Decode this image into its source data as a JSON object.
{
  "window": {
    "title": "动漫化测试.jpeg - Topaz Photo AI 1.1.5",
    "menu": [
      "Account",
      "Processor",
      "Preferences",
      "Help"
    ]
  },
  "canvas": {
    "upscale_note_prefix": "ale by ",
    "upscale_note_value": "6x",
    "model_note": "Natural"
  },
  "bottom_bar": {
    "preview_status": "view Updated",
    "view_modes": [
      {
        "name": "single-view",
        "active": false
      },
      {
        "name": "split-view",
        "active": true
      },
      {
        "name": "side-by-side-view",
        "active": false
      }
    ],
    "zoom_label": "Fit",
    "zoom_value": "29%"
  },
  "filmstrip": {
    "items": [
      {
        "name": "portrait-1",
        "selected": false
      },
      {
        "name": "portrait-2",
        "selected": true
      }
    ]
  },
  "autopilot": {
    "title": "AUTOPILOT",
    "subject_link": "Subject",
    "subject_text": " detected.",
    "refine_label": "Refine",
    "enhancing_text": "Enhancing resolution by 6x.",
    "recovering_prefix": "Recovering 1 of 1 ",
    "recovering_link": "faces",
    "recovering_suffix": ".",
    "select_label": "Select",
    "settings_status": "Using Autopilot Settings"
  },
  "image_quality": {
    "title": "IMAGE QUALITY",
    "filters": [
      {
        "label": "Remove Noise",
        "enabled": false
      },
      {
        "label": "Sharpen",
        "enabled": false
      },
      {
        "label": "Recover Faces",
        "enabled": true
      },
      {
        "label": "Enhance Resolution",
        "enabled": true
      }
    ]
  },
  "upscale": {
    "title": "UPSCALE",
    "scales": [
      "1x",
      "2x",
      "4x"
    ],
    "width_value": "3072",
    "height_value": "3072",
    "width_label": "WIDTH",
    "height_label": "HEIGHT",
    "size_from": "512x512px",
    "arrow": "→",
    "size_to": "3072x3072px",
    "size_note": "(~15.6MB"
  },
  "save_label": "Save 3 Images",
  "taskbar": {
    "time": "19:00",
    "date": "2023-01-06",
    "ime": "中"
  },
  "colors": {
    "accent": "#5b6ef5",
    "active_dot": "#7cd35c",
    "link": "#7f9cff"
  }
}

━━━━

» Given exercise
Extract, word for word, each line of the listing above.

» Exercise result
Decode this image into its source data as a JSON object.
{
  "window": {
    "title": "动漫化测试.jpeg - Topaz Photo AI 1.1.5",
    "menu": [
      "Account",
      "Processor",
      "Preferences",
      "Help"
    ]
  },
  "canvas": {
    "upscale_note_prefix": "ale by ",
    "upscale_note_value": "6x",
    "model_note": "Natural"
  },
  "bottom_bar": {
    "preview_status": "view Updated",
    "view_modes": [
      {
        "name": "single-view",
        "active": false
      },
      {
        "name": "split-view",
        "active": true
      },
      {
        "name": "side-by-side-view",
        "active": false
      }
    ],
    "zoom_label": "Fit",
    "zoom_value": "29%"
  },
  "filmstrip": {
    "items": [
      {
        "name": "portrait-1",
        "selected": false
      },
      {
        "name": "portrait-2",
        "selected": true
      }
    ]
  },
  "autopilot": {
    "title": "AUTOPILOT",
    "subject_link": "Subject",
    "subject_text": " detected.",
    "refine_label": "Refine",
    "enhancing_text": "Enhancing resolution by 6x.",
    "recovering_prefix": "Recovering 1 of 1 ",
    "recovering_link": "faces",
    "recovering_suffix": ".",
    "select_label": "Select",
    "settings_status": "Using Autopilot Settings"
  },
  "image_quality": {
    "title": "IMAGE QUALITY",
    "filters": [
      {
        "label": "Remove Noise",
        "enabled": false
      },
      {
        "label": "Sharpen",
        "enabled": false
      },
      {
        "label": "Recover Faces",
        "enabled": true
      },
      {
        "label": "Enhance Resolution",
        "enabled": true
      }
    ]
  },
  "upscale": {
    "title": "UPSCALE",
    "scales": [
      "1x",
      "2x",
      "4x"
    ],
    "width_value": "3072",
    "height_value": "3072",
    "width_label": "WIDTH",
    "height_label": "HEIGHT",
    "size_from": "512x512px",
    "arrow": "→",
    "size_to": "3072x3072px",
    "size_note": "(~15.6MB"
  },
  "save_label": "Save 3 Images",
  "taskbar": {
    "time": "19:00",
    "date": "2023-01-06",
    "ime": "中"
  },
  "colors": {
    "accent": "#5b6ef5",
    "active_dot": "#7cd35c",
    "link": "#7f9cff"
  }
}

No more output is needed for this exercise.